[Lines of data]
* Begin *

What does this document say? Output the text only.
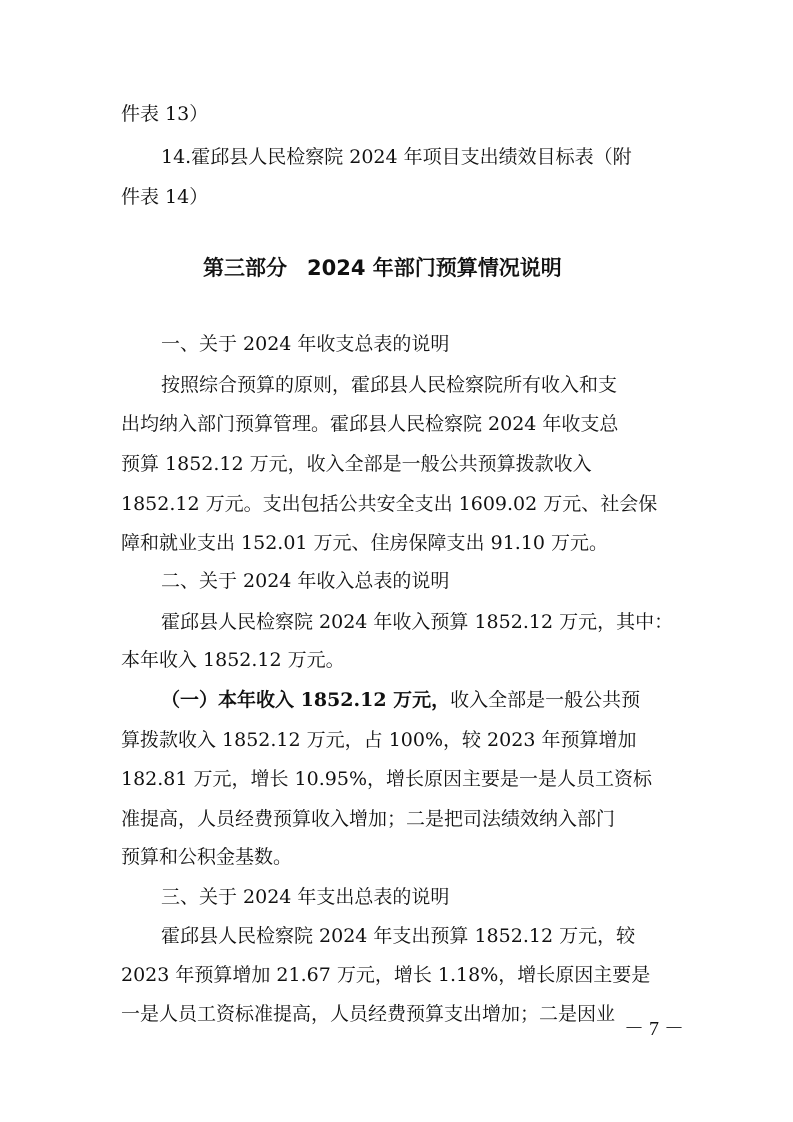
件表 13）
14.霍邱县人民检察院 2024 年项目支出绩效目标表（附
件表 14）
第三部分 2024 年部门预算情况说明
一、关于 2024 年收支总表的说明
按照综合预算的原则，霍邱县人民检察院所有收入和支
出均纳入部门预算管理。霍邱县人民检察院 2024 年收支总
预算 1852.12 万元，收入全部是一般公共预算拨款收入
1852.12 万元。支出包括公共安全支出 1609.02 万元、社会保
障和就业支出 152.01 万元、住房保障支出 91.10 万元。
二、关于 2024 年收入总表的说明
霍邱县人民检察院 2024 年收入预算 1852.12 万元，其中：
本年收入 1852.12 万元。
（一）本年收入 1852.12 万元，收入全部是一般公共预
算拨款收入 1852.12 万元，占 100%，较 2023 年预算增加
182.81 万元，增长 10.95%，增长原因主要是一是人员工资标
准提高，人员经费预算收入增加；二是把司法绩效纳入部门
预算和公积金基数。
三、关于 2024 年支出总表的说明
霍邱县人民检察院 2024 年支出预算 1852.12 万元，较
2023 年预算增加 21.67 万元，增长 1.18%，增长原因主要是
一是人员工资标准提高，人员经费预算支出增加；二是因业
－ 7 －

* End *

— Your instructions —
Report all lines of the data that include the word "年预算增加".

— Response to the task —
算拨款收入 1852.12 万元，占 100%，较 2023 年预算增加
2023 年预算增加 21.67 万元，增长 1.18%，增长原因主要是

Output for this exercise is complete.